### Set problem:
Copy each line of the records that holds the string "possibility".

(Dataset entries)
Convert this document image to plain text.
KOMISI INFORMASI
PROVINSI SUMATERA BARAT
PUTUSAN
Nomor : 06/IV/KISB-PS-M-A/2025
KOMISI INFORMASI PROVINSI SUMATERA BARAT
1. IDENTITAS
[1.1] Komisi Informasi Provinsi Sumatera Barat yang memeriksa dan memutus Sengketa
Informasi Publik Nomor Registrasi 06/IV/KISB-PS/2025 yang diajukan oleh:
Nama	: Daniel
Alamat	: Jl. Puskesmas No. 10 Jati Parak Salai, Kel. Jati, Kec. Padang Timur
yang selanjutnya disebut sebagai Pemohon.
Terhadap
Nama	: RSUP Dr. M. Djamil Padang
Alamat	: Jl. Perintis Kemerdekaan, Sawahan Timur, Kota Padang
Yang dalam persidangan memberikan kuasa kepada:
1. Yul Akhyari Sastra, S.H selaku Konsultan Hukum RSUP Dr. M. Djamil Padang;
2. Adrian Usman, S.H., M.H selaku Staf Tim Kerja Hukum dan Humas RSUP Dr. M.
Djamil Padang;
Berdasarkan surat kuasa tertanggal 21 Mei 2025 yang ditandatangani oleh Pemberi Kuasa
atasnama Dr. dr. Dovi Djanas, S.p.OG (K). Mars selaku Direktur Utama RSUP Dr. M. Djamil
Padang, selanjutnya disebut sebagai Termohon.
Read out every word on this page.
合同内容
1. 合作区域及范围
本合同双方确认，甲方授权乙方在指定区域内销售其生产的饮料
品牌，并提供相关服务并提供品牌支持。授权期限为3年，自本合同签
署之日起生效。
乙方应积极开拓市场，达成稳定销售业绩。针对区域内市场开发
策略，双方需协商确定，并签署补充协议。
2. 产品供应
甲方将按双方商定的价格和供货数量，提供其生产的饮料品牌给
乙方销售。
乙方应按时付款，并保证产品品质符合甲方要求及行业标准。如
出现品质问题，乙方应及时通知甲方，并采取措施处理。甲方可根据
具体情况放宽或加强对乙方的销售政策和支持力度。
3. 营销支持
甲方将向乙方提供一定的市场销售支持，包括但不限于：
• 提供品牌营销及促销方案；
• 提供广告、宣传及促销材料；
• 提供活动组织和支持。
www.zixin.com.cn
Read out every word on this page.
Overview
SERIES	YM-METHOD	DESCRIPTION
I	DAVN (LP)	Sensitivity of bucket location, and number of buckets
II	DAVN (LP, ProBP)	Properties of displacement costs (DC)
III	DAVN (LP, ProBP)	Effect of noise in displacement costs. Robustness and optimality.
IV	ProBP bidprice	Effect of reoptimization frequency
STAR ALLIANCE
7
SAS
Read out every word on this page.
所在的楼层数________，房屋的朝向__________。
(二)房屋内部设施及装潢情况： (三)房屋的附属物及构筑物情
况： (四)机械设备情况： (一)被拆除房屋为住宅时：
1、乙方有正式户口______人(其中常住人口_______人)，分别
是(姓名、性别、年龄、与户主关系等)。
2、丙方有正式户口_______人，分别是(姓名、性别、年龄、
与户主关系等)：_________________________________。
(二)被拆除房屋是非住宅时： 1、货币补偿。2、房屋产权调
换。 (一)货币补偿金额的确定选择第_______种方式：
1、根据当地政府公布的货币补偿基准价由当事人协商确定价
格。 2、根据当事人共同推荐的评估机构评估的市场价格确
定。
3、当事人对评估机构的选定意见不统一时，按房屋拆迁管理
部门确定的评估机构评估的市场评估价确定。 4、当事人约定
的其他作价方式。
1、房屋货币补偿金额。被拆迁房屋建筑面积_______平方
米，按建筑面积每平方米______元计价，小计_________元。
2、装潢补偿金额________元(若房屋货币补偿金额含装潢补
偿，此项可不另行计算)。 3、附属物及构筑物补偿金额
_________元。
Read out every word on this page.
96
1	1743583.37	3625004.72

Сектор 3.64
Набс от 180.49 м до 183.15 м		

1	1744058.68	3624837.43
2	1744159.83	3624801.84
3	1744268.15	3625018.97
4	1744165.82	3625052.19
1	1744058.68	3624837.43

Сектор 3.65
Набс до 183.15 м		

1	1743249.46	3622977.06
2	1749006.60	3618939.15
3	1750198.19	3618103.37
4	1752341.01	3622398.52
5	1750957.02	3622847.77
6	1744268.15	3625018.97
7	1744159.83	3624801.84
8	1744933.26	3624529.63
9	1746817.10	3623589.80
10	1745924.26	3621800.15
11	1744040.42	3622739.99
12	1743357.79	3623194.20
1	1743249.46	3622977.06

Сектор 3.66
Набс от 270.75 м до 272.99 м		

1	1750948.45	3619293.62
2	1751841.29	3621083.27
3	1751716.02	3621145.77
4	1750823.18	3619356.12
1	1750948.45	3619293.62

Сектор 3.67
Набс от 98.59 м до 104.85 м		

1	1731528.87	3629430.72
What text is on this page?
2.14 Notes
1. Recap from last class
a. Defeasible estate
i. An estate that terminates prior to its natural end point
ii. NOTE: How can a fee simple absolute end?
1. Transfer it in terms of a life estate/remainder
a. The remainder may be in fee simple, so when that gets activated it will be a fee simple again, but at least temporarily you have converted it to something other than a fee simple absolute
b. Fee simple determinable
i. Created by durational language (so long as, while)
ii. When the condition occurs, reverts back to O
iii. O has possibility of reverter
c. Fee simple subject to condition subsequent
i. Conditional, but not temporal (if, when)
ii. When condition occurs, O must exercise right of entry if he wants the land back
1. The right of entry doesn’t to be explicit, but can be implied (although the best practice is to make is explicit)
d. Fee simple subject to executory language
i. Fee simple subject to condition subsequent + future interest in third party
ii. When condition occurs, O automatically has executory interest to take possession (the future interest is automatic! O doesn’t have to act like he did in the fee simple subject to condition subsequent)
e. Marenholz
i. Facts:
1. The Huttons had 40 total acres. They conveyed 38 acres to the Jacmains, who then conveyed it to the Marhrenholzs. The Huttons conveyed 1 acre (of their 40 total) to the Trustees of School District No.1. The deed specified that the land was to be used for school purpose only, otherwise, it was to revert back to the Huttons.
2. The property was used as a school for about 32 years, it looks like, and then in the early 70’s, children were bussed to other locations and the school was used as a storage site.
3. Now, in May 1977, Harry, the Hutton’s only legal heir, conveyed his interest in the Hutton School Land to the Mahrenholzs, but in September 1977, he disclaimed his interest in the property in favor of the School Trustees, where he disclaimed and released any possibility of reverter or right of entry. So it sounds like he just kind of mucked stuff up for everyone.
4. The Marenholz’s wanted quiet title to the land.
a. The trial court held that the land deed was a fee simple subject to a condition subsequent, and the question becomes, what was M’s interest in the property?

### Solution to the problem:
iii. O has possibility of reverter
3. Now, in May 1977, Harry, the Hutton’s only legal heir, conveyed his interest in the Hutton School Land to the Mahrenholzs, but in September 1977, he disclaimed his interest in the property in favor of the School Trustees, where he disclaimed and released any possibility of reverter or right of entry. So it sounds like he just kind of mucked stuff up for everyone.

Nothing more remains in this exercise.